Given entries
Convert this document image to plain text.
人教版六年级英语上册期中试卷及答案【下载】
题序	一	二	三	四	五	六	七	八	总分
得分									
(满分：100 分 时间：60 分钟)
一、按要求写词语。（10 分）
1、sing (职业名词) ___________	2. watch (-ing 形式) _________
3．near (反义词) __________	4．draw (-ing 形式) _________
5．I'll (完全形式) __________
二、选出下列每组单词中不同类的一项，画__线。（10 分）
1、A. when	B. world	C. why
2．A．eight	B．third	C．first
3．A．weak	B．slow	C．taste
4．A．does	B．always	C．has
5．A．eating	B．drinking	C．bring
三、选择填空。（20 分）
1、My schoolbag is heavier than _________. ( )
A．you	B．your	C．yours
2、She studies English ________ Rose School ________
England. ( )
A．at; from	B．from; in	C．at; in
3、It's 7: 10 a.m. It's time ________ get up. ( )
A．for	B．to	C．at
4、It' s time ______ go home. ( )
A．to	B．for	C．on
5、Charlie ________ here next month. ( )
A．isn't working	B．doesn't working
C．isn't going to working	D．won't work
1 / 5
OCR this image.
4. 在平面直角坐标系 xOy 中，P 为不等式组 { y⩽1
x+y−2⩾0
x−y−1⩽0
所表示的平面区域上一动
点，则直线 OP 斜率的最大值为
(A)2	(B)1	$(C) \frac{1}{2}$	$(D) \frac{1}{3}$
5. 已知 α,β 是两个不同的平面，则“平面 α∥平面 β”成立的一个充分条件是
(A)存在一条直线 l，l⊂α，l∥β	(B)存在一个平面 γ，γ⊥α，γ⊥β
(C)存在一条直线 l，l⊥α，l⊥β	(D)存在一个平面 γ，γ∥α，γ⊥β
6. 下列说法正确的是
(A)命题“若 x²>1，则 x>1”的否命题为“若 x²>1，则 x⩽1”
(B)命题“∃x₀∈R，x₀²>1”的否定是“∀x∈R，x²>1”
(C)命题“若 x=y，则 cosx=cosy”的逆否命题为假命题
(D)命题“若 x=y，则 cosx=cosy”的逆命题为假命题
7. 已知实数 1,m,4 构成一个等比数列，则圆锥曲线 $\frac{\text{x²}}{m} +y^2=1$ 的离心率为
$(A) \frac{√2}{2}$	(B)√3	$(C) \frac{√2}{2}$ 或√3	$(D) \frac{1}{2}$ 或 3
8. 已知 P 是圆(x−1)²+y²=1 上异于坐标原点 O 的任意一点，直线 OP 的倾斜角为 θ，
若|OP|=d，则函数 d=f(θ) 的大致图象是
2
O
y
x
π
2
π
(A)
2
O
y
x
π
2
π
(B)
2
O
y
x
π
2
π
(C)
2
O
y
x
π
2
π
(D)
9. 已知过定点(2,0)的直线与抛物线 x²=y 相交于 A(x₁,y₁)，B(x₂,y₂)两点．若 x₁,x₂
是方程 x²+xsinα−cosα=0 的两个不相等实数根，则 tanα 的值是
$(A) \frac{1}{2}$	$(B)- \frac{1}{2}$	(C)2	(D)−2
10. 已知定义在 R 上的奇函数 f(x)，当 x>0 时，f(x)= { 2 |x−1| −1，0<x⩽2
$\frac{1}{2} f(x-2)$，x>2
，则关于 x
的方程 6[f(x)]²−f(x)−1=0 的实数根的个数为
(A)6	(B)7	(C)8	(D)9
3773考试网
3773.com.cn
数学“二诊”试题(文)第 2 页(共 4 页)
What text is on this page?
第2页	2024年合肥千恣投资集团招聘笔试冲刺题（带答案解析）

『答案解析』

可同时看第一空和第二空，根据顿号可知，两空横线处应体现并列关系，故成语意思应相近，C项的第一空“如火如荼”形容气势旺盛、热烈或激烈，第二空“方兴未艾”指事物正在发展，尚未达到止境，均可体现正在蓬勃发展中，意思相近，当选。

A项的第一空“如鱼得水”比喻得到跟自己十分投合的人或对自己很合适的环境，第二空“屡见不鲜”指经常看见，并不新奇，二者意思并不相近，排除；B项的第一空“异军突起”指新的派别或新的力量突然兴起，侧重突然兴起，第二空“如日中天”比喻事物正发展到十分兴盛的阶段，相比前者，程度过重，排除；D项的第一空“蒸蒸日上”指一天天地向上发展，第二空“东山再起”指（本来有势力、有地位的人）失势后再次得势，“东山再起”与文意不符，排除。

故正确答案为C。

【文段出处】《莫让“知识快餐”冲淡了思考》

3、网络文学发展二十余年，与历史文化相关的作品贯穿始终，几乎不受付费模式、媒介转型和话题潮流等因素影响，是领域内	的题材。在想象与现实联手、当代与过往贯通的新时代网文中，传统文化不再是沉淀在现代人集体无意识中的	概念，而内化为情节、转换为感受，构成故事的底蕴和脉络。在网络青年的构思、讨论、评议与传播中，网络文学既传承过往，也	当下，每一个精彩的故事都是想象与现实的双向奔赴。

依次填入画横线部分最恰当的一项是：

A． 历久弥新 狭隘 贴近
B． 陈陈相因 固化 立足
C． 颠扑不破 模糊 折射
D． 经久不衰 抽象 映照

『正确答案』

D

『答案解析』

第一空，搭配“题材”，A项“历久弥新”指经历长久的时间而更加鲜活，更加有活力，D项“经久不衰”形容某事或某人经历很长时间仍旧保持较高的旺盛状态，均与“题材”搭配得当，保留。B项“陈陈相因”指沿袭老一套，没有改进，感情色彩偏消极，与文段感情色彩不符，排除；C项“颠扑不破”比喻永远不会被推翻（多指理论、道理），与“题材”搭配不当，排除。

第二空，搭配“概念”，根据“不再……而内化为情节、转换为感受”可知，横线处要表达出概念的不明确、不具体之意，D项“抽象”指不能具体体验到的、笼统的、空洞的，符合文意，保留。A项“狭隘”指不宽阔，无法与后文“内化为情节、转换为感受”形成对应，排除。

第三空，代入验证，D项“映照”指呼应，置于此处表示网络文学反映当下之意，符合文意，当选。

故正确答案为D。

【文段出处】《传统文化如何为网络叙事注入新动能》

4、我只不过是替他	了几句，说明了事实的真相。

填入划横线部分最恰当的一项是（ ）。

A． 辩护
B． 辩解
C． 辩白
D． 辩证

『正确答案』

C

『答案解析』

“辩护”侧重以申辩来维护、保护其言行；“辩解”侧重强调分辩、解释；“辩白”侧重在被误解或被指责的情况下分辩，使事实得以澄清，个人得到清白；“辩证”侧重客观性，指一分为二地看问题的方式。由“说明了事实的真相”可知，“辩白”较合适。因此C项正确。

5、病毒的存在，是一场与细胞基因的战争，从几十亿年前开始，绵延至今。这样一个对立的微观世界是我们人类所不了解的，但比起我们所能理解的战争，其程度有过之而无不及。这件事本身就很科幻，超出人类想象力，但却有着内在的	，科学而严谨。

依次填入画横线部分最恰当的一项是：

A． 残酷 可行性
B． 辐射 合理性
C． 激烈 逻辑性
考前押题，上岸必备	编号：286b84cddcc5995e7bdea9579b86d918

Goal
Reproduce the full set of records precisely.

Expected answer
Convert this document image to plain text.
人教版六年级英语上册期中试卷及答案【下载】
题序	一	二	三	四	五	六	七	八	总分
得分									
(满分：100 分 时间：60 分钟)
一、按要求写词语。（10 分）
1、sing (职业名词) ___________	2. watch (-ing 形式) _________
3．near (反义词) __________	4．draw (-ing 形式) _________
5．I'll (完全形式) __________
二、选出下列每组单词中不同类的一项，画__线。（10 分）
1、A. when	B. world	C. why
2．A．eight	B．third	C．first
3．A．weak	B．slow	C．taste
4．A．does	B．always	C．has
5．A．eating	B．drinking	C．bring
三、选择填空。（20 分）
1、My schoolbag is heavier than _________. ( )
A．you	B．your	C．yours
2、She studies English ________ Rose School ________
England. ( )
A．at; from	B．from; in	C．at; in
3、It's 7: 10 a.m. It's time ________ get up. ( )
A．for	B．to	C．at
4、It' s time ______ go home. ( )
A．to	B．for	C．on
5、Charlie ________ here next month. ( )
A．isn't working	B．doesn't working
C．isn't going to working	D．won't work
1 / 5
OCR this image.
4. 在平面直角坐标系 xOy 中，P 为不等式组 { y⩽1
x+y−2⩾0
x−y−1⩽0
所表示的平面区域上一动
点，则直线 OP 斜率的最大值为
(A)2	(B)1	$(C) \frac{1}{2}$	$(D) \frac{1}{3}$
5. 已知 α,β 是两个不同的平面，则“平面 α∥平面 β”成立的一个充分条件是
(A)存在一条直线 l，l⊂α，l∥β	(B)存在一个平面 γ，γ⊥α，γ⊥β
(C)存在一条直线 l，l⊥α，l⊥β	(D)存在一个平面 γ，γ∥α，γ⊥β
6. 下列说法正确的是
(A)命题“若 x²>1，则 x>1”的否命题为“若 x²>1，则 x⩽1”
(B)命题“∃x₀∈R，x₀²>1”的否定是“∀x∈R，x²>1”
(C)命题“若 x=y，则 cosx=cosy”的逆否命题为假命题
(D)命题“若 x=y，则 cosx=cosy”的逆命题为假命题
7. 已知实数 1,m,4 构成一个等比数列，则圆锥曲线 $\frac{\text{x²}}{m} +y^2=1$ 的离心率为
$(A) \frac{√2}{2}$	(B)√3	$(C) \frac{√2}{2}$ 或√3	$(D) \frac{1}{2}$ 或 3
8. 已知 P 是圆(x−1)²+y²=1 上异于坐标原点 O 的任意一点，直线 OP 的倾斜角为 θ，
若|OP|=d，则函数 d=f(θ) 的大致图象是
2
O
y
x
π
2
π
(A)
2
O
y
x
π
2
π
(B)
2
O
y
x
π
2
π
(C)
2
O
y
x
π
2
π
(D)
9. 已知过定点(2,0)的直线与抛物线 x²=y 相交于 A(x₁,y₁)，B(x₂,y₂)两点．若 x₁,x₂
是方程 x²+xsinα−cosα=0 的两个不相等实数根，则 tanα 的值是
$(A) \frac{1}{2}$	$(B)- \frac{1}{2}$	(C)2	(D)−2
10. 已知定义在 R 上的奇函数 f(x)，当 x>0 时，f(x)= { 2 |x−1| −1，0<x⩽2
$\frac{1}{2} f(x-2)$，x>2
，则关于 x
的方程 6[f(x)]²−f(x)−1=0 的实数根的个数为
(A)6	(B)7	(C)8	(D)9
3773考试网
3773.com.cn
数学“二诊”试题(文)第 2 页(共 4 页)
What text is on this page?
第2页	2024年合肥千恣投资集团招聘笔试冲刺题（带答案解析）

『答案解析』

可同时看第一空和第二空，根据顿号可知，两空横线处应体现并列关系，故成语意思应相近，C项的第一空“如火如荼”形容气势旺盛、热烈或激烈，第二空“方兴未艾”指事物正在发展，尚未达到止境，均可体现正在蓬勃发展中，意思相近，当选。

A项的第一空“如鱼得水”比喻得到跟自己十分投合的人或对自己很合适的环境，第二空“屡见不鲜”指经常看见，并不新奇，二者意思并不相近，排除；B项的第一空“异军突起”指新的派别或新的力量突然兴起，侧重突然兴起，第二空“如日中天”比喻事物正发展到十分兴盛的阶段，相比前者，程度过重，排除；D项的第一空“蒸蒸日上”指一天天地向上发展，第二空“东山再起”指（本来有势力、有地位的人）失势后再次得势，“东山再起”与文意不符，排除。

故正确答案为C。

【文段出处】《莫让“知识快餐”冲淡了思考》

3、网络文学发展二十余年，与历史文化相关的作品贯穿始终，几乎不受付费模式、媒介转型和话题潮流等因素影响，是领域内	的题材。在想象与现实联手、当代与过往贯通的新时代网文中，传统文化不再是沉淀在现代人集体无意识中的	概念，而内化为情节、转换为感受，构成故事的底蕴和脉络。在网络青年的构思、讨论、评议与传播中，网络文学既传承过往，也	当下，每一个精彩的故事都是想象与现实的双向奔赴。

依次填入画横线部分最恰当的一项是：

A． 历久弥新 狭隘 贴近
B． 陈陈相因 固化 立足
C． 颠扑不破 模糊 折射
D． 经久不衰 抽象 映照

『正确答案』

D

『答案解析』

第一空，搭配“题材”，A项“历久弥新”指经历长久的时间而更加鲜活，更加有活力，D项“经久不衰”形容某事或某人经历很长时间仍旧保持较高的旺盛状态，均与“题材”搭配得当，保留。B项“陈陈相因”指沿袭老一套，没有改进，感情色彩偏消极，与文段感情色彩不符，排除；C项“颠扑不破”比喻永远不会被推翻（多指理论、道理），与“题材”搭配不当，排除。

第二空，搭配“概念”，根据“不再……而内化为情节、转换为感受”可知，横线处要表达出概念的不明确、不具体之意，D项“抽象”指不能具体体验到的、笼统的、空洞的，符合文意，保留。A项“狭隘”指不宽阔，无法与后文“内化为情节、转换为感受”形成对应，排除。

第三空，代入验证，D项“映照”指呼应，置于此处表示网络文学反映当下之意，符合文意，当选。

故正确答案为D。

【文段出处】《传统文化如何为网络叙事注入新动能》

4、我只不过是替他	了几句，说明了事实的真相。

填入划横线部分最恰当的一项是（ ）。

A． 辩护
B． 辩解
C． 辩白
D． 辩证

『正确答案』

C

『答案解析』

“辩护”侧重以申辩来维护、保护其言行；“辩解”侧重强调分辩、解释；“辩白”侧重在被误解或被指责的情况下分辩，使事实得以澄清，个人得到清白；“辩证”侧重客观性，指一分为二地看问题的方式。由“说明了事实的真相”可知，“辩白”较合适。因此C项正确。

5、病毒的存在，是一场与细胞基因的战争，从几十亿年前开始，绵延至今。这样一个对立的微观世界是我们人类所不了解的，但比起我们所能理解的战争，其程度有过之而无不及。这件事本身就很科幻，超出人类想象力，但却有着内在的	，科学而严谨。

依次填入画横线部分最恰当的一项是：

A． 残酷 可行性
B． 辐射 合理性
C． 激烈 逻辑性
考前押题，上岸必备	编号：286b84cddcc5995e7bdea9579b86d918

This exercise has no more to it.